**Exercise brief:** Write out every line below that includes the word "Mobilgeräten".

[Records from a data collection]
________________
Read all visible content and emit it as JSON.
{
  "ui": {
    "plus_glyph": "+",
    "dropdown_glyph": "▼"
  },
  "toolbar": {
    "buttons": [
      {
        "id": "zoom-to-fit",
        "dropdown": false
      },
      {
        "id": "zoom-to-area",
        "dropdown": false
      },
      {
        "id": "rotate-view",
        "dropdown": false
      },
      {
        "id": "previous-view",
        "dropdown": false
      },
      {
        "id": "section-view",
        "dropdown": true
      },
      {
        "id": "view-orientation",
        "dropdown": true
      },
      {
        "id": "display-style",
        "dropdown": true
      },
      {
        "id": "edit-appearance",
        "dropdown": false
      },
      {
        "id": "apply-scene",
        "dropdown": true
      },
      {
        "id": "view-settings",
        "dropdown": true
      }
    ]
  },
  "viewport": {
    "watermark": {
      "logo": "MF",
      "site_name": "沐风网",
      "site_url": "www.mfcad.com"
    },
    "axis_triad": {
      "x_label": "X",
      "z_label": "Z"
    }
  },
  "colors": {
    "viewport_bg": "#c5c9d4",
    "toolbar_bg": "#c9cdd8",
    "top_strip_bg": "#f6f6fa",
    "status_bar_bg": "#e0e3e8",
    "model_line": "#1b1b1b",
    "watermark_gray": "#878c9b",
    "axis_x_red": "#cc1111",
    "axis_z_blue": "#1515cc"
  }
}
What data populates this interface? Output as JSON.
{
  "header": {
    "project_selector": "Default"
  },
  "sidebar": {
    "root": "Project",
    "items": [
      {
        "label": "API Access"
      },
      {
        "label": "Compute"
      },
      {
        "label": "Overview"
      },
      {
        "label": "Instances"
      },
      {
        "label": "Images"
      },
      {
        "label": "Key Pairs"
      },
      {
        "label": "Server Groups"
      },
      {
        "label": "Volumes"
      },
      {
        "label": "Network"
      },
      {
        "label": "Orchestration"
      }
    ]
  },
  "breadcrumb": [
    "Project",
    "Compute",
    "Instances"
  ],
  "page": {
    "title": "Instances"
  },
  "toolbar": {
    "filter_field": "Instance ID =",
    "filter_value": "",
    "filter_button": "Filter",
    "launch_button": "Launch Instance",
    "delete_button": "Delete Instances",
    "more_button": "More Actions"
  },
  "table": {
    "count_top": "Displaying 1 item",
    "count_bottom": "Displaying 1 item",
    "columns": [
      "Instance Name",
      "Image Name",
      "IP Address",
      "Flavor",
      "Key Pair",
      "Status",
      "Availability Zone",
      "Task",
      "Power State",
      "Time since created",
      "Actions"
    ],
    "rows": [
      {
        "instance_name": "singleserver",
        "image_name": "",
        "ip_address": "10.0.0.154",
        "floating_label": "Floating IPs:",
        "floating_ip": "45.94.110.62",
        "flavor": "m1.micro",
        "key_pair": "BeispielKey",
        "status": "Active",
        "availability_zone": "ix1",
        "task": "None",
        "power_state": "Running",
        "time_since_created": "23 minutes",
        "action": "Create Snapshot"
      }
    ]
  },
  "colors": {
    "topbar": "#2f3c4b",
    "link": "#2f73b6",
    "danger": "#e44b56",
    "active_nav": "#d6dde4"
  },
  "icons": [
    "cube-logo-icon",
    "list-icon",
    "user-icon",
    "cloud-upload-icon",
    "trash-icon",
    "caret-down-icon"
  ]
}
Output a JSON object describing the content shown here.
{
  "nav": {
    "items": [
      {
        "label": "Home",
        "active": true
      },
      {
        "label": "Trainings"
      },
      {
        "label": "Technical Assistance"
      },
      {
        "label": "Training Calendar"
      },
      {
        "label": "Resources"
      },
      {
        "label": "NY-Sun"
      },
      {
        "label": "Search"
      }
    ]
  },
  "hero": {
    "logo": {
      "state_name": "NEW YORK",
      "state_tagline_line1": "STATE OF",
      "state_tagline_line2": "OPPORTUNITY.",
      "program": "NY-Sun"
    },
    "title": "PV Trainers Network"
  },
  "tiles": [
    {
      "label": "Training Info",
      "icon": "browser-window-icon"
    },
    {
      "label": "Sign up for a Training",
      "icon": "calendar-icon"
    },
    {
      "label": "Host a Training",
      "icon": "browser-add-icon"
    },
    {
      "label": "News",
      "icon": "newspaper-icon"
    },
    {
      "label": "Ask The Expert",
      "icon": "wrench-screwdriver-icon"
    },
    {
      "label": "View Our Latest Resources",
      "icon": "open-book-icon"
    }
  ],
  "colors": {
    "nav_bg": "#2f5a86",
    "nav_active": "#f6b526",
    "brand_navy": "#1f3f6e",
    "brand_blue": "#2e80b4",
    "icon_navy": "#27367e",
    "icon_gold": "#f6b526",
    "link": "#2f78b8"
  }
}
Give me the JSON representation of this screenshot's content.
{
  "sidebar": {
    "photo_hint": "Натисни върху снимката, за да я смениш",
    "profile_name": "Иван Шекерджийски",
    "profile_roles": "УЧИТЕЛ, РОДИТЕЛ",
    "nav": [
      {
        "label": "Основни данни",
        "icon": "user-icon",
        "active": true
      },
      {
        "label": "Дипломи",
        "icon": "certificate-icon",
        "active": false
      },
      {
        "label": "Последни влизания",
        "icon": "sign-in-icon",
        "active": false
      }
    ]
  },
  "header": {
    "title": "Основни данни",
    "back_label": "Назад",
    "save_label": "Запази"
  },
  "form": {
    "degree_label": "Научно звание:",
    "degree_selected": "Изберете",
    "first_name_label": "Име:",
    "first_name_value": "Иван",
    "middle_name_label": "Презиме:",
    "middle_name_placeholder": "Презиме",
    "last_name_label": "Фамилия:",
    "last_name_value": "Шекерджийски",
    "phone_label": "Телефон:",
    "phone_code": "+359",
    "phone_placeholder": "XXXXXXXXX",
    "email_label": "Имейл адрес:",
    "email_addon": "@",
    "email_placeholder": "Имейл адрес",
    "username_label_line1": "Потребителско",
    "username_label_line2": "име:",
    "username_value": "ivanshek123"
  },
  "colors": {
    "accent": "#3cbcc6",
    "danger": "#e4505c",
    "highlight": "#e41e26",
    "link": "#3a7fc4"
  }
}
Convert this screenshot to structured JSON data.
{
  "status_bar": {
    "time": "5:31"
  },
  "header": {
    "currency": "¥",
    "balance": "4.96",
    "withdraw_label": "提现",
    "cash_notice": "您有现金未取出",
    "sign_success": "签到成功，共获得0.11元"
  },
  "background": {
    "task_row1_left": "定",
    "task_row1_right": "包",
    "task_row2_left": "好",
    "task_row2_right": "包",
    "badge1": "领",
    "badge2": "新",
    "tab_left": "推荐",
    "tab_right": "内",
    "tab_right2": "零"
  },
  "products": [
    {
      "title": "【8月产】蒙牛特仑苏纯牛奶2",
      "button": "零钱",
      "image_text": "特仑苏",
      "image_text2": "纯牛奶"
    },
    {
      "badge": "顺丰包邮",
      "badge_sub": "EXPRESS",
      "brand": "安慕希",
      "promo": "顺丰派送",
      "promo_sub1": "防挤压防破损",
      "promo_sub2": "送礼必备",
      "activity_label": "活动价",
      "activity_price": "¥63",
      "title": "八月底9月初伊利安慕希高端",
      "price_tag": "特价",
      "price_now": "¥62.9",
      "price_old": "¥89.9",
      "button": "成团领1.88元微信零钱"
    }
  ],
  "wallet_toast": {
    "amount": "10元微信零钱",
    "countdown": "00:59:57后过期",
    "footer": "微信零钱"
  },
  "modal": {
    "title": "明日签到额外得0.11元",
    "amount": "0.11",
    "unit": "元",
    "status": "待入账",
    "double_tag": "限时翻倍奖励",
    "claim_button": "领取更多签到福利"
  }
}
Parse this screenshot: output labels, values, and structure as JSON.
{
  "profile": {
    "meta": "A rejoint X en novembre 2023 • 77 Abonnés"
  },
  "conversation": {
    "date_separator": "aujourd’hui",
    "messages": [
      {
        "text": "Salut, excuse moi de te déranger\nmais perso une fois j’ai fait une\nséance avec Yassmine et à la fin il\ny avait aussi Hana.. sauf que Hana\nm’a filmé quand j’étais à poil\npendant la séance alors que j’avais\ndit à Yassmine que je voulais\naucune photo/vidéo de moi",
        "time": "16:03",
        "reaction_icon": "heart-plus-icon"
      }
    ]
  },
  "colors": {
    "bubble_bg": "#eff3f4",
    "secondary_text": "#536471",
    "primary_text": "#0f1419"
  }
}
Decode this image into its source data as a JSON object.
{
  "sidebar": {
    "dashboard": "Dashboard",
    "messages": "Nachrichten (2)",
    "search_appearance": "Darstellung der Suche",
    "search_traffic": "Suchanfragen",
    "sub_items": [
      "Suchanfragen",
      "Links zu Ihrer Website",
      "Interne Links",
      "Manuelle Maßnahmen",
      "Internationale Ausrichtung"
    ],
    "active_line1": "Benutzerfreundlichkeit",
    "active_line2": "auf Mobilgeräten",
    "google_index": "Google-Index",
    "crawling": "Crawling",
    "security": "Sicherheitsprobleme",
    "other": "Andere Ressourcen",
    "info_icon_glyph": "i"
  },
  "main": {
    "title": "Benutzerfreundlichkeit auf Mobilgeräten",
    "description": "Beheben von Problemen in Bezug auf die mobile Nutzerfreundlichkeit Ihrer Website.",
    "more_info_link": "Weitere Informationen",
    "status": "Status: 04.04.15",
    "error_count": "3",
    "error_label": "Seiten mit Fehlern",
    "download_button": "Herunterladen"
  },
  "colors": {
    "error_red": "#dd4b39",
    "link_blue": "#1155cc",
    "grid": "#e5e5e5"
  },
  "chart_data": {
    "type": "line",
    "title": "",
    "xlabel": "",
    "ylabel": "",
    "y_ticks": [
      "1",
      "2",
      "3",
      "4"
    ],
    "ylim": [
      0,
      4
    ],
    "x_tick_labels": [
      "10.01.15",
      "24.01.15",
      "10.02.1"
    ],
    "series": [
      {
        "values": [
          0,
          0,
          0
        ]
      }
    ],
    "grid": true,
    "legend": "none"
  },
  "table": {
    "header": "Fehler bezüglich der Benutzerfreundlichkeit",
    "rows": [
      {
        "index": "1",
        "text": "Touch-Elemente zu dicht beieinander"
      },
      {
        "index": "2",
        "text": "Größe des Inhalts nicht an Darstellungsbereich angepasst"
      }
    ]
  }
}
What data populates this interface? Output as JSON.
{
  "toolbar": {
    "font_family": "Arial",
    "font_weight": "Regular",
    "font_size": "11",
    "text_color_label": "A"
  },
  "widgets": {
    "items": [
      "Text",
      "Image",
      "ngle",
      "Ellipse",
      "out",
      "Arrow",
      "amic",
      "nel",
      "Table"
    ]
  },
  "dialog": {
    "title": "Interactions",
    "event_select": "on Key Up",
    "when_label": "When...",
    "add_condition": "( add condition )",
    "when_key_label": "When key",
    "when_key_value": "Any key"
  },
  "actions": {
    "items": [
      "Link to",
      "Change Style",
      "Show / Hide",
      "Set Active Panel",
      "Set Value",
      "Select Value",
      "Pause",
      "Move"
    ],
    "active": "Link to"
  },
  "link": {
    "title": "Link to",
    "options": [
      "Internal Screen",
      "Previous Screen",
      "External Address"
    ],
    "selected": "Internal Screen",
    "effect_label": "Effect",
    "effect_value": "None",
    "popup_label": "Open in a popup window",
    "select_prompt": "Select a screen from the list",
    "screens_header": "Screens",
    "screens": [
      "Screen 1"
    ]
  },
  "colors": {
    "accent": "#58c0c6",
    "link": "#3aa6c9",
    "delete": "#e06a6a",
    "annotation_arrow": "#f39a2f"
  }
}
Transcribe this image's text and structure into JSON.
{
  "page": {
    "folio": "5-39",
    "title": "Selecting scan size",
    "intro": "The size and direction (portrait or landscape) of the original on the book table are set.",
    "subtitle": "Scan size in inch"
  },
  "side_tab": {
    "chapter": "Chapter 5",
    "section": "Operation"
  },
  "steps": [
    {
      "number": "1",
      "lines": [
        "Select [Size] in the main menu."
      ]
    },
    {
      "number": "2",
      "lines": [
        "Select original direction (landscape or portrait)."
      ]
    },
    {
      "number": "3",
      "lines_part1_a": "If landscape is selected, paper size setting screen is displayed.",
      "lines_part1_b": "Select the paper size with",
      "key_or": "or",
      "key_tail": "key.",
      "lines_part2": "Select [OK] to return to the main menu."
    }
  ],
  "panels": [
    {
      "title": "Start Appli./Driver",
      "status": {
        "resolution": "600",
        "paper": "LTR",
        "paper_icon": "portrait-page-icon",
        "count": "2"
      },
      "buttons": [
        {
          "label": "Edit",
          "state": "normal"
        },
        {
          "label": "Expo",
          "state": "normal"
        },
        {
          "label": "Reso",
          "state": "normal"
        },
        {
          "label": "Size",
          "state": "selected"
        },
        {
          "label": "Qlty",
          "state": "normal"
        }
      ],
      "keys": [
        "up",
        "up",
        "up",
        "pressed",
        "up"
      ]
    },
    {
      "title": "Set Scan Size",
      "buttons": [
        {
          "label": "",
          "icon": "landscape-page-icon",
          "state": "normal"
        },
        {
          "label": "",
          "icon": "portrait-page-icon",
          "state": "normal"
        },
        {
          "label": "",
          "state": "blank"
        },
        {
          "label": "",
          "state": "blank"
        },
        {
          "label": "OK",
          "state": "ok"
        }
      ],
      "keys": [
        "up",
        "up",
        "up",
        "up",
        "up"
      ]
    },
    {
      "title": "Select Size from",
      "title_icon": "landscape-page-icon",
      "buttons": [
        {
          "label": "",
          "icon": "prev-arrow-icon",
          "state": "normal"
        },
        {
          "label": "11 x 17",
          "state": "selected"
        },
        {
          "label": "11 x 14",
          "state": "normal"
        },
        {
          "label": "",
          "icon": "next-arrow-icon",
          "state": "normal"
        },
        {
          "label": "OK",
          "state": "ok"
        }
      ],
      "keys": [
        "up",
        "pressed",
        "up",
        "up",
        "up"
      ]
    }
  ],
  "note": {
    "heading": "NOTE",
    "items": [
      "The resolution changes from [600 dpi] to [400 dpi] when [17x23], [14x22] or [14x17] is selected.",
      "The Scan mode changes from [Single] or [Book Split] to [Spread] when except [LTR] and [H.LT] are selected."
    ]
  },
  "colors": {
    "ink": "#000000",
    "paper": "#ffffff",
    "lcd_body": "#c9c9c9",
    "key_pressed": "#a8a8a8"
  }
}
________________
**Answer to this exercise:**
    "active_line2": "auf Mobilgeräten",
    "title": "Benutzerfreundlichkeit auf Mobilgeräten",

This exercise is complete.